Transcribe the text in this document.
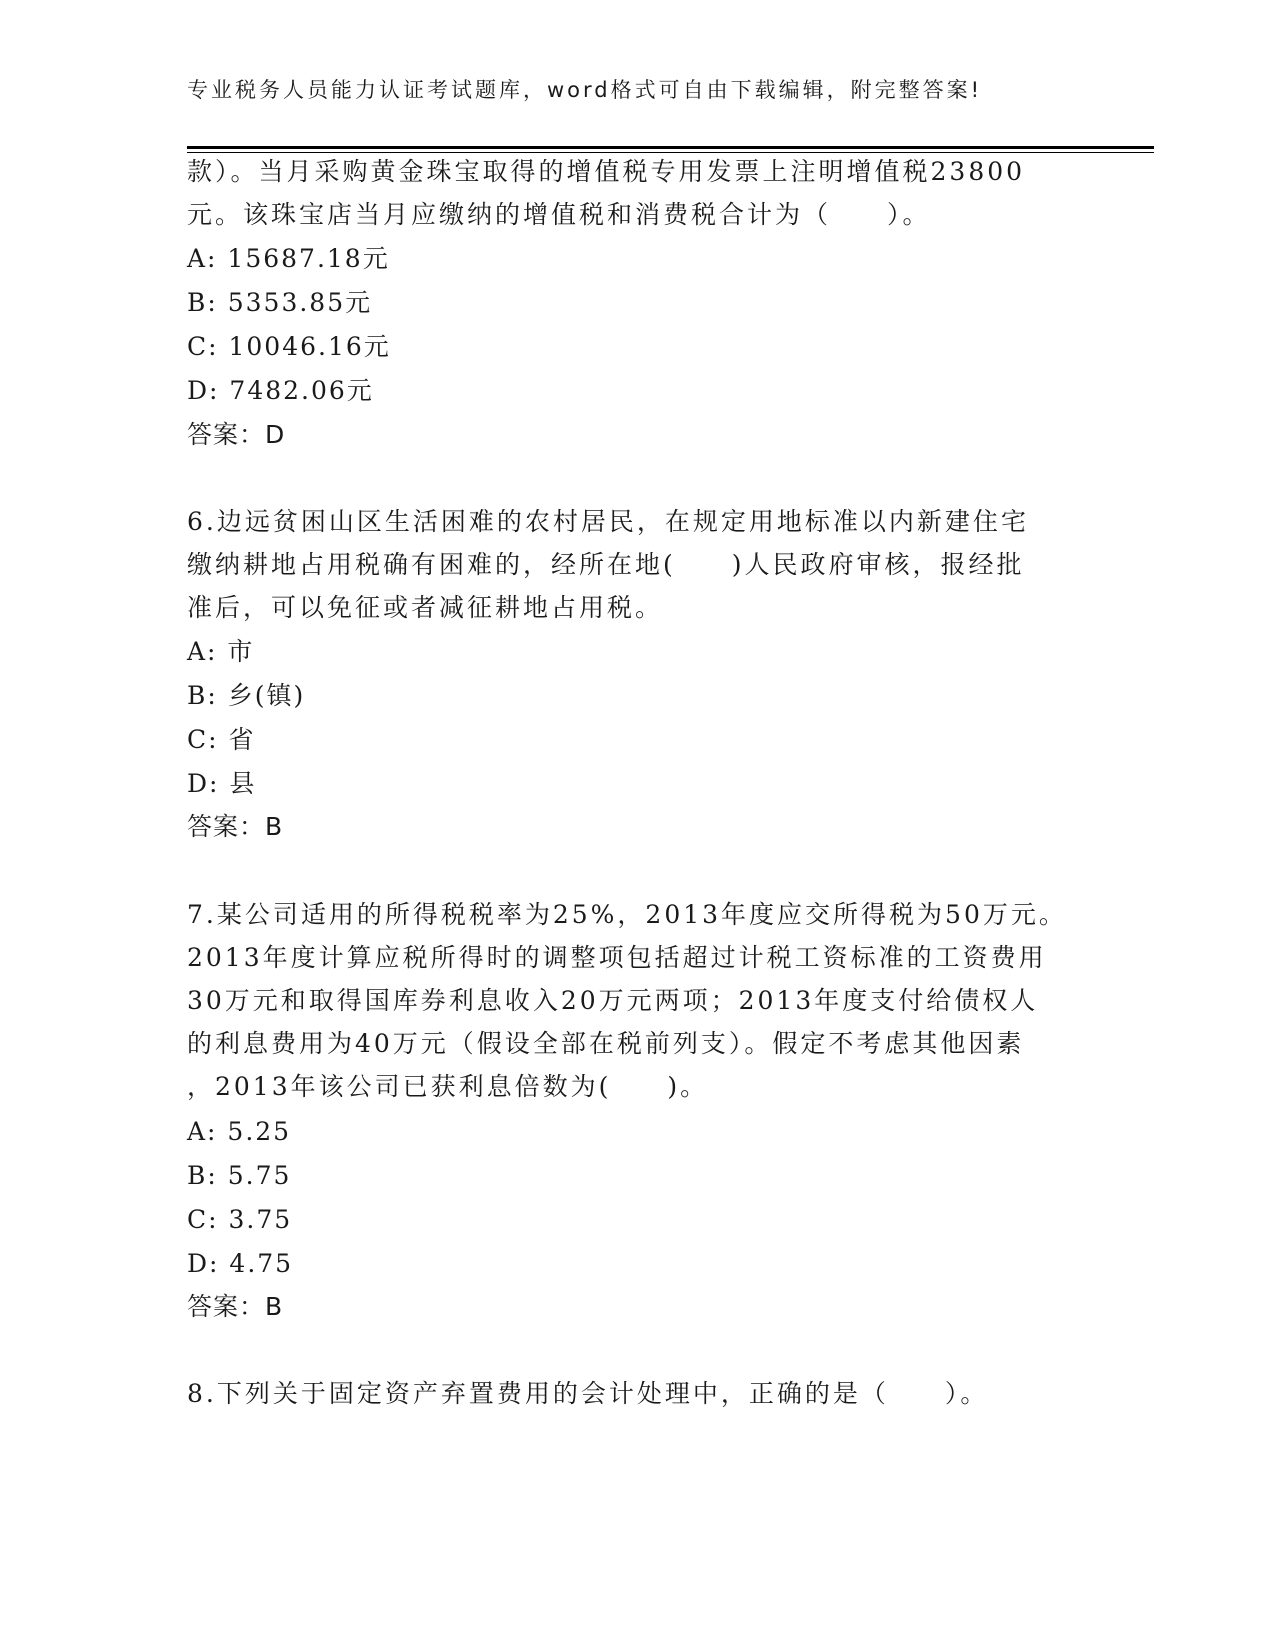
专业税务人员能力认证考试题库，word格式可自由下载编辑，附完整答案!
款）。当月采购黄金珠宝取得的增值税专用发票上注明增值税23800
元。该珠宝店当月应缴纳的增值税和消费税合计为（　　）。
A: 15687.18元
B: 5353.85元
C: 10046.16元
D: 7482.06元
答案：D
6.边远贫困山区生活困难的农村居民，在规定用地标准以内新建住宅
缴纳耕地占用税确有困难的，经所在地(　　)人民政府审核，报经批
准后，可以免征或者减征耕地占用税。
A: 市
B: 乡(镇)
C: 省
D: 县
答案：B
7.某公司适用的所得税税率为25%，2013年度应交所得税为50万元。
2013年度计算应税所得时的调整项包括超过计税工资标准的工资费用
30万元和取得国库券利息收入20万元两项；2013年度支付给债权人
的利息费用为40万元（假设全部在税前列支）。假定不考虑其他因素
，2013年该公司已获利息倍数为(　　)。
A: 5.25
B: 5.75
C: 3.75
D: 4.75
答案：B
8.下列关于固定资产弃置费用的会计处理中，正确的是（　　）。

------------------------------------------------

Copy out all the entries exactly. Images stay out of the copy.

Transcribe the text in this document.
专业税务人员能力认证考试题库，word格式可自由下载编辑，附完整答案!
款）。当月采购黄金珠宝取得的增值税专用发票上注明增值税23800
元。该珠宝店当月应缴纳的增值税和消费税合计为（　　）。
A: 15687.18元
B: 5353.85元
C: 10046.16元
D: 7482.06元
答案：D
6.边远贫困山区生活困难的农村居民，在规定用地标准以内新建住宅
缴纳耕地占用税确有困难的，经所在地(　　)人民政府审核，报经批
准后，可以免征或者减征耕地占用税。
A: 市
B: 乡(镇)
C: 省
D: 县
答案：B
7.某公司适用的所得税税率为25%，2013年度应交所得税为50万元。
2013年度计算应税所得时的调整项包括超过计税工资标准的工资费用
30万元和取得国库券利息收入20万元两项；2013年度支付给债权人
的利息费用为40万元（假设全部在税前列支）。假定不考虑其他因素
，2013年该公司已获利息倍数为(　　)。
A: 5.25
B: 5.75
C: 3.75
D: 4.75
答案：B
8.下列关于固定资产弃置费用的会计处理中，正确的是（　　）。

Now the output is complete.